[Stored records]

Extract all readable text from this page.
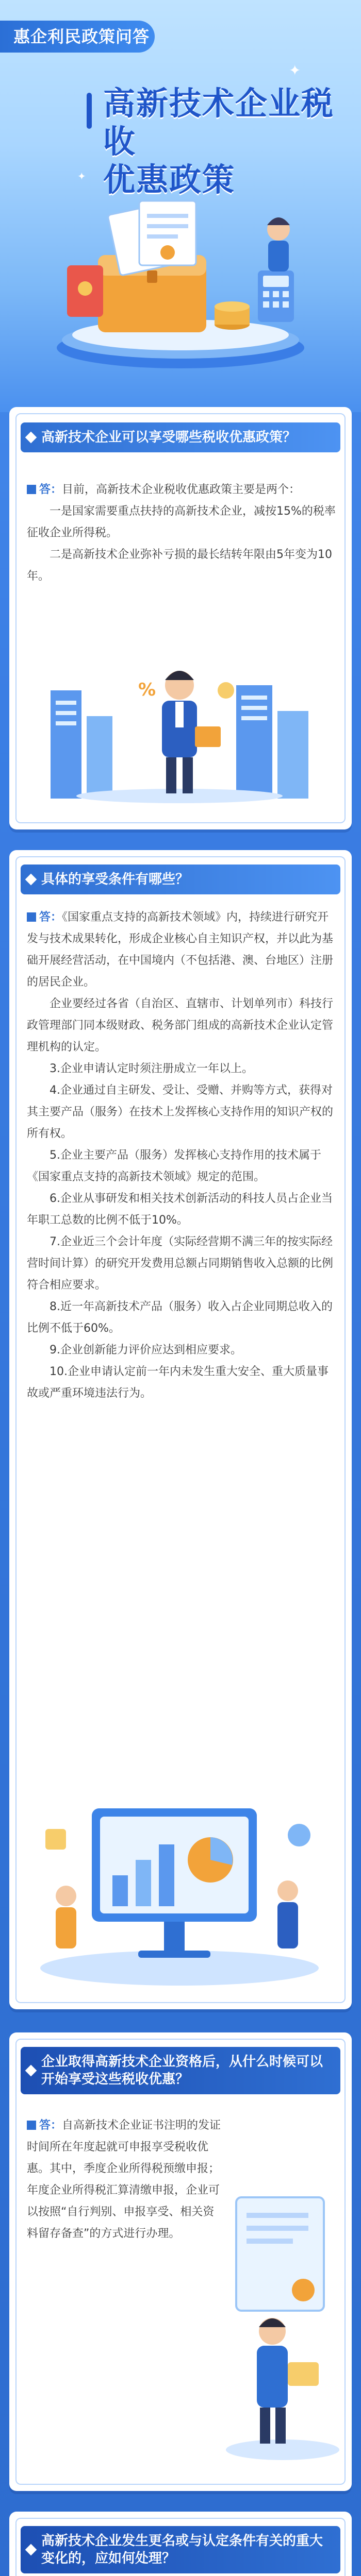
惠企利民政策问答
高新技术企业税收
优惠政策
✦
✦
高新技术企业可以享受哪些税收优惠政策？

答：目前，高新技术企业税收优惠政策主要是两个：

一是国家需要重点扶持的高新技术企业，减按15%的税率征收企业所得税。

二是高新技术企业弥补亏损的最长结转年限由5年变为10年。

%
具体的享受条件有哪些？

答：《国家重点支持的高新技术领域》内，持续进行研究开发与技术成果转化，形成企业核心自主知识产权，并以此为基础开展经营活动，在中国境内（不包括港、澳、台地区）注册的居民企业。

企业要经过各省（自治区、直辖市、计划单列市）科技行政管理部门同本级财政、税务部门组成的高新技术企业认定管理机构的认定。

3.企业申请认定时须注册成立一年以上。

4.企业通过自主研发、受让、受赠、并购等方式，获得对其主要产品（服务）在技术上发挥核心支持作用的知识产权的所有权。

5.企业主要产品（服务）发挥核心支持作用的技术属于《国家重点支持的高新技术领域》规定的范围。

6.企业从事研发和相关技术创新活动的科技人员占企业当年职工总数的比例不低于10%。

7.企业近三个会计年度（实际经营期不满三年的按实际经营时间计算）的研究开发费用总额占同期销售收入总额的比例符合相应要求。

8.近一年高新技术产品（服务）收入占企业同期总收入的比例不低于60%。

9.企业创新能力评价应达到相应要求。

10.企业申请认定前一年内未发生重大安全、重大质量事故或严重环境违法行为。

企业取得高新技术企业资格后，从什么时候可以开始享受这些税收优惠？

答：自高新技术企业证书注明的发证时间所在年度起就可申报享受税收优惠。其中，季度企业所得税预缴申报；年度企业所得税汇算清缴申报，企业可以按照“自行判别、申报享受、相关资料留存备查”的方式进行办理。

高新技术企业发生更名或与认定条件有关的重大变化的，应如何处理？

- Goal of the exercise: Note every line above where the string "国家重点支持的高新技术领域" shows up, and copy those lines.

- Task result:
答：《国家重点支持的高新技术领域》内，持续进行研究开发与技术成果转化，形成企业核心自主知识产权，并以此为基础开展经营活动，在中国境内（不包括港、澳、台地区）注册的居民企业。
5.企业主要产品（服务）发挥核心支持作用的技术属于《国家重点支持的高新技术领域》规定的范围。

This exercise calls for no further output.